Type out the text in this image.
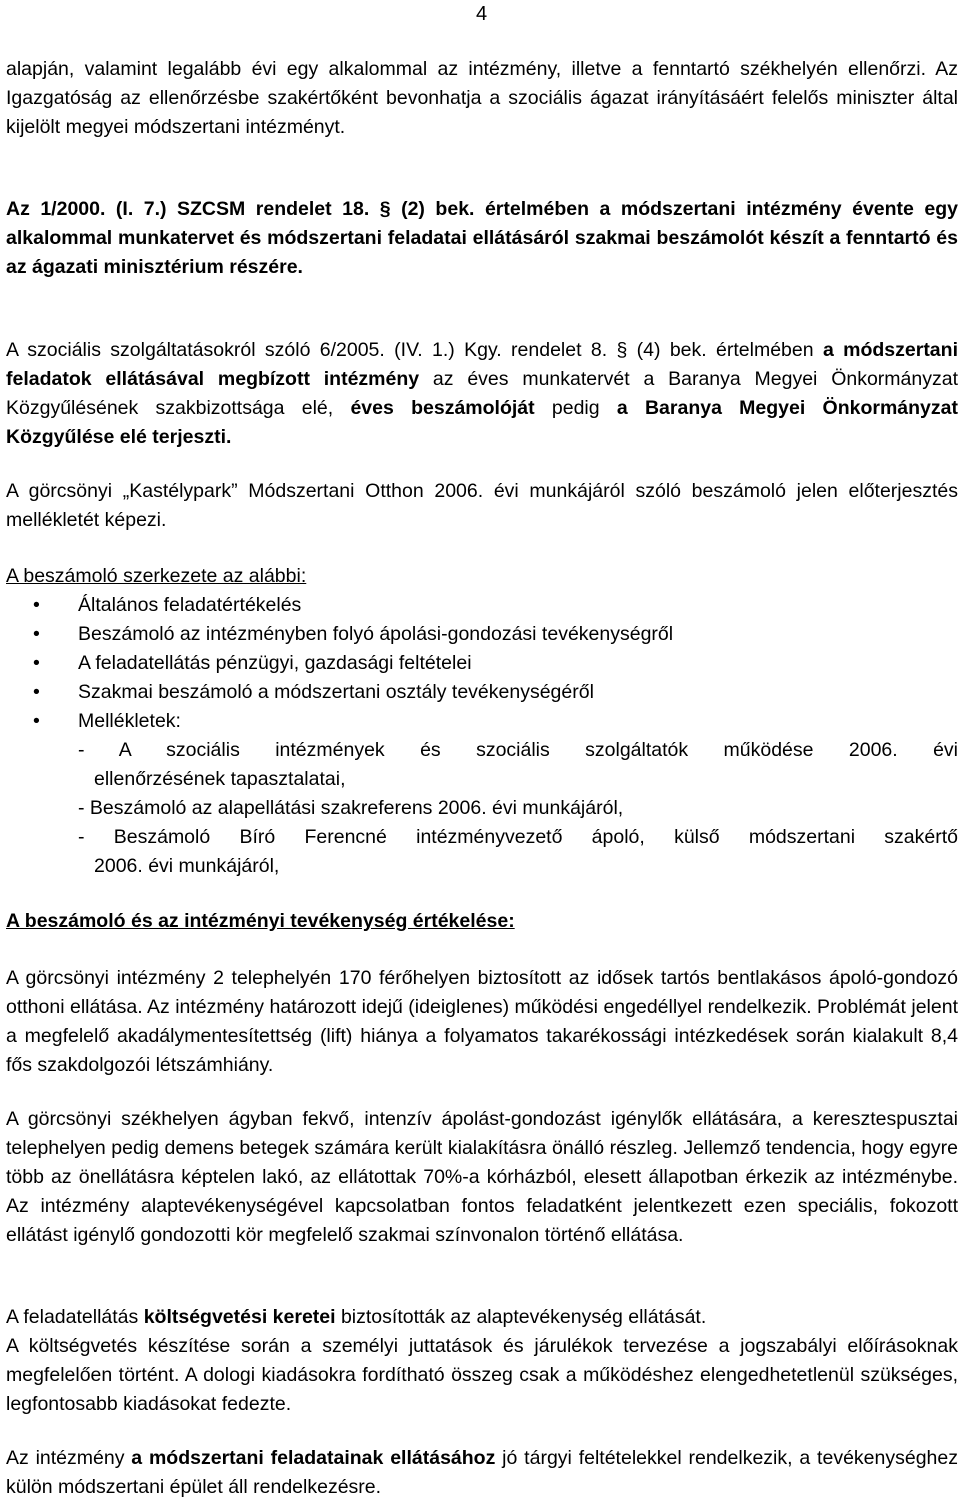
4

alapján, valamint legalább évi egy alkalommal az intézmény, illetve a fenntartó székhelyén ellenőrzi. Az Igazgatóság az ellenőrzésbe szakértőként bevonhatja a szociális ágazat irányításáért felelős miniszter által kijelölt megyei módszertani intézményt.

Az 1/2000. (I. 7.) SZCSM rendelet 18. § (2) bek. értelmében a módszertani intézmény évente egy alkalommal munkatervet és módszertani feladatai ellátásáról szakmai beszámolót készít a fenntartó és az ágazati minisztérium részére.

A szociális szolgáltatásokról szóló 6/2005. (IV. 1.) Kgy. rendelet 8. § (4) bek. értelmében a módszertani feladatok ellátásával megbízott intézmény az éves munkatervét a Baranya Megyei Önkormányzat Közgyűlésének szakbizottsága elé, éves beszámolóját pedig a Baranya Megyei Önkormányzat Közgyűlése elé terjeszti.

A görcsönyi „Kastélypark” Módszertani Otthon 2006. évi munkájáról szóló beszámoló jelen előterjesztés mellékletét képezi.

A beszámoló szerkezete az alábbi:

• Általános feladatértékelés
• Beszámoló az intézményben folyó ápolási-gondozási tevékenységről
• A feladatellátás pénzügyi, gazdasági feltételei
• Szakmai beszámoló a módszertani osztály tevékenységéről
• Mellékletek:
- A szociális intézmények és szociális szolgáltatók működése 2006. évi
ellenőrzésének tapasztalatai,
- Beszámoló az alapellátási szakreferens 2006. évi munkájáról,
- Beszámoló Bíró Ferencné intézményvezető ápoló, külső módszertani szakértő
2006. évi munkájáról,

A beszámoló és az intézményi tevékenység értékelése:

A görcsönyi intézmény 2 telephelyén 170 férőhelyen biztosított az idősek tartós bentlakásos ápoló-gondozó otthoni ellátása. Az intézmény határozott idejű (ideiglenes) működési engedéllyel rendelkezik. Problémát jelent a megfelelő akadálymentesítettség (lift) hiánya a folyamatos takarékossági intézkedések során kialakult 8,4 fős szakdolgozói létszámhiány.

A görcsönyi székhelyen ágyban fekvő, intenzív ápolást-gondozást igénylők ellátására, a keresztespusztai telephelyen pedig demens betegek számára került kialakításra önálló részleg. Jellemző tendencia, hogy egyre több az önellátásra képtelen lakó, az ellátottak 70%-a kórházból, elesett állapotban érkezik az intézménybe. Az intézmény alaptevékenységével kapcsolatban fontos feladatként jelentkezett ezen speciális, fokozott ellátást igénylő gondozotti kör megfelelő szakmai színvonalon történő ellátása.

A feladatellátás költségvetési keretei biztosították az alaptevékenység ellátását.

A költségvetés készítése során a személyi juttatások és járulékok tervezése a jogszabályi előírásoknak megfelelően történt. A dologi kiadásokra fordítható összeg csak a működéshez elengedhetetlenül szükséges, legfontosabb kiadásokat fedezte.

Az intézmény a módszertani feladatainak ellátásához jó tárgyi feltételekkel rendelkezik, a tevékenységhez külön módszertani épület áll rendelkezésre.
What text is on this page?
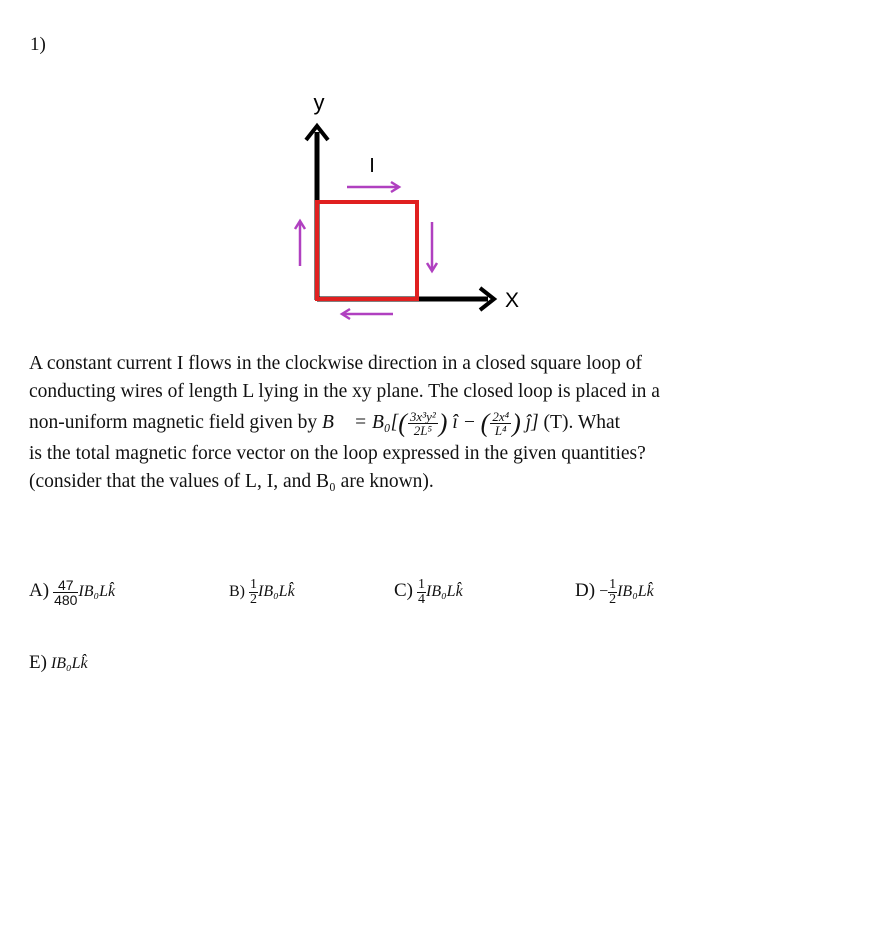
1)
y
X
I

A constant current I flows in the clockwise direction in a closed square loop of

conducting wires of length L lying in the xy plane. The closed loop is placed in a

non-uniform magnetic field given by B⃗ = $B_0[( \frac{\text{3x³y²}}{\text{2L⁵}}$ ) î − ( $\frac{\text{2x⁴}}{\text{L⁴}}$ ) ĵ] (T). What

is the total magnetic force vector on the loop expressed in the given quantities?

(consider that the values of L, I, and B₀ are known).

$A) \frac{47}{480}$ IB₀Lk̂	$B) \frac{1}{2}$ IB₀Lk̂	$C) \frac{1}{4}$ IB₀Lk̂	$D) - \frac{1}{2}$ IB₀Lk̂
E) IB₀Lk̂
#####
*AIM OF THE EXERCISE*
All lines above containing the string "magnetic" are to be collected.

*FINAL RESULT*
non-uniform magnetic field given by B⃗ = $B_0[( \frac{\text{3x³y²}}{\text{2L⁵}}$ ) î − ( $\frac{\text{2x⁴}}{\text{L⁴}}$ ) ĵ] (T). What
is the total magnetic force vector on the loop expressed in the given quantities?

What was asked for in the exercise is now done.